» **What needs to be done**
Write out the entire listing below exactly, with the pictures left out.

(Lines of data)
□ □ □ □ □

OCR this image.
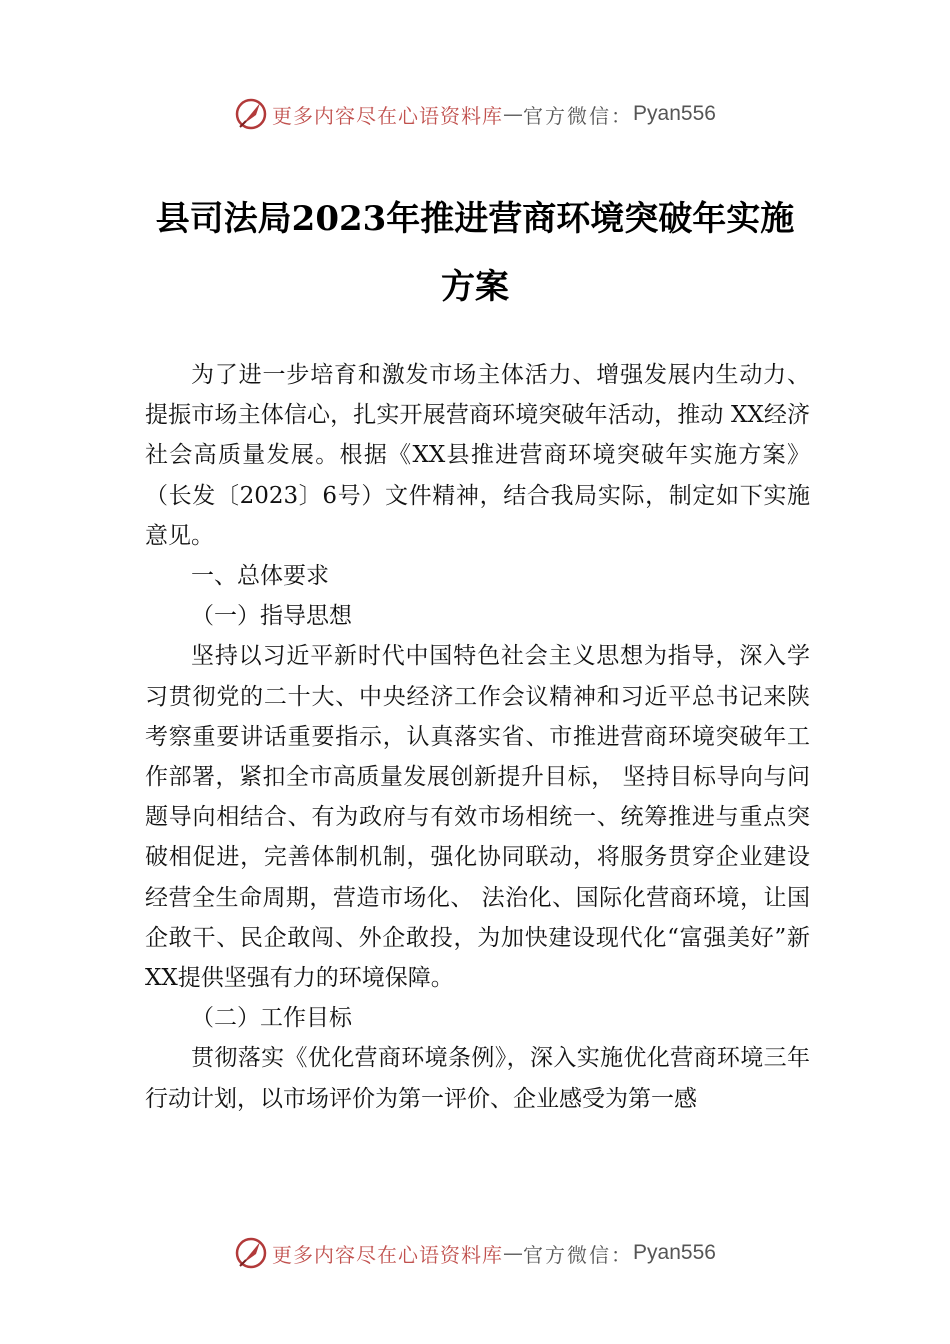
更多内容尽在心语资料库 — 官方微信： Pyan556
县司法局2023年推进营商环境突破年实施
方案

为了进一步培育和激发市场主体活力、增强发展内生动力、提振市场主体信心，扎实开展营商环境突破年活动，推动 XX经济社会高质量发展。根据《XX县推进营商环境突破年实施方案》（长发〔2023〕6号）文件精神，结合我局实际，制定如下实施意见。

一、总体要求

（一）指导思想

坚持以习近平新时代中国特色社会主义思想为指导，深入学习贯彻党的二十大、中央经济工作会议精神和习近平总书记来陕考察重要讲话重要指示，认真落实省、市推进营商环境突破年工作部署，紧扣全市高质量发展创新提升目标， 坚持目标导向与问题导向相结合、有为政府与有效市场相统一、统筹推进与重点突破相促进，完善体制机制，强化协同联动，将服务贯穿企业建设经营全生命周期，营造市场化、 法治化、国际化营商环境，让国企敢干、民企敢闯、外企敢投，为加快建设现代化“富强美好”新 XX提供坚强有力的环境保障。

（二）工作目标

贯彻落实《优化营商环境条例》，深入实施优化营商环境三年行动计划，以市场评价为第一评价、企业感受为第一感

更多内容尽在心语资料库 — 官方微信： Pyan556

□ □ □ □ □

» **Correct output**
OCR this image.
更多内容尽在心语资料库 — 官方微信： Pyan556
县司法局2023年推进营商环境突破年实施
方案

为了进一步培育和激发市场主体活力、增强发展内生动力、提振市场主体信心，扎实开展营商环境突破年活动，推动 XX经济社会高质量发展。根据《XX县推进营商环境突破年实施方案》（长发〔2023〕6号）文件精神，结合我局实际，制定如下实施意见。

一、总体要求

（一）指导思想

坚持以习近平新时代中国特色社会主义思想为指导，深入学习贯彻党的二十大、中央经济工作会议精神和习近平总书记来陕考察重要讲话重要指示，认真落实省、市推进营商环境突破年工作部署，紧扣全市高质量发展创新提升目标， 坚持目标导向与问题导向相结合、有为政府与有效市场相统一、统筹推进与重点突破相促进，完善体制机制，强化协同联动，将服务贯穿企业建设经营全生命周期，营造市场化、 法治化、国际化营商环境，让国企敢干、民企敢闯、外企敢投，为加快建设现代化“富强美好”新 XX提供坚强有力的环境保障。

（二）工作目标

贯彻落实《优化营商环境条例》，深入实施优化营商环境三年行动计划，以市场评价为第一评价、企业感受为第一感

更多内容尽在心语资料库 — 官方微信： Pyan556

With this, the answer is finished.